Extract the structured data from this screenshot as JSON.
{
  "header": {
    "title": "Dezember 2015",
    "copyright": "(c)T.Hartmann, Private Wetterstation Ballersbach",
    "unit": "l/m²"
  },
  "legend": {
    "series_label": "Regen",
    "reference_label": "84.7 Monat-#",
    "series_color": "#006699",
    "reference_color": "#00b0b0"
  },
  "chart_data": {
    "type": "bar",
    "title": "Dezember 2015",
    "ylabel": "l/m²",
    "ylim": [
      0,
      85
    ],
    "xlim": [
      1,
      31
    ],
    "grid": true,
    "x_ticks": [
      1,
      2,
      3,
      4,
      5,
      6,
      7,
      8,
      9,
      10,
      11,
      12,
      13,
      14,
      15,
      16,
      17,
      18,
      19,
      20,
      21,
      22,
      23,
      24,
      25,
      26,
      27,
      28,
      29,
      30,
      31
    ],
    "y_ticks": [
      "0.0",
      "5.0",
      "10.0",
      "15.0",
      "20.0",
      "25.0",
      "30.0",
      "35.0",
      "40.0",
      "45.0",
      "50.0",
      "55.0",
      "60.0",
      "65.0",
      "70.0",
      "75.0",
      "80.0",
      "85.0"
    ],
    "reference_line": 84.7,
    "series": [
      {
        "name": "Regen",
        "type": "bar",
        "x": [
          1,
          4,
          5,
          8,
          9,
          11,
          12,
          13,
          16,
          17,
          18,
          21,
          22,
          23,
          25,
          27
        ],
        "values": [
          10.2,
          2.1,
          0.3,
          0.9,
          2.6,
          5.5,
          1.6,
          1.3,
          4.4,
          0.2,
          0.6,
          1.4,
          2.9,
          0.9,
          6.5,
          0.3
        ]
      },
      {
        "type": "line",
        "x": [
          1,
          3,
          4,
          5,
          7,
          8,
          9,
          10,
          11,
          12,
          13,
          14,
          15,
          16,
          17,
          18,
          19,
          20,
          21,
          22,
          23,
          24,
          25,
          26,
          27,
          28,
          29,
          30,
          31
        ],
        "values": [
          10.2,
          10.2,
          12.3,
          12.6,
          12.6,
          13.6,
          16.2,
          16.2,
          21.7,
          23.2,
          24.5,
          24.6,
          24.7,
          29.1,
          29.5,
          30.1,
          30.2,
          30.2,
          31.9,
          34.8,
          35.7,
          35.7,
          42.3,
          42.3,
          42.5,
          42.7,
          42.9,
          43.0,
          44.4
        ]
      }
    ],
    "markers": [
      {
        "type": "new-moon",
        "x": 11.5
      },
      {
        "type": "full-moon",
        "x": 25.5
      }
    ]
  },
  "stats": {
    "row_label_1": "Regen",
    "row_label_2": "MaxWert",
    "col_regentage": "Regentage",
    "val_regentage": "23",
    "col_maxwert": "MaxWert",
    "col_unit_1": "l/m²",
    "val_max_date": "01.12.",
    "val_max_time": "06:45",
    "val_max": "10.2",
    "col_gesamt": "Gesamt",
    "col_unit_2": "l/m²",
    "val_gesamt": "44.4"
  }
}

++++++

§ GIVEN TASK
Collect the lines that hold "MaxWert".

§ ANSWER FOR THE TASK
    "row_label_2": "MaxWert",
    "col_maxwert": "MaxWert",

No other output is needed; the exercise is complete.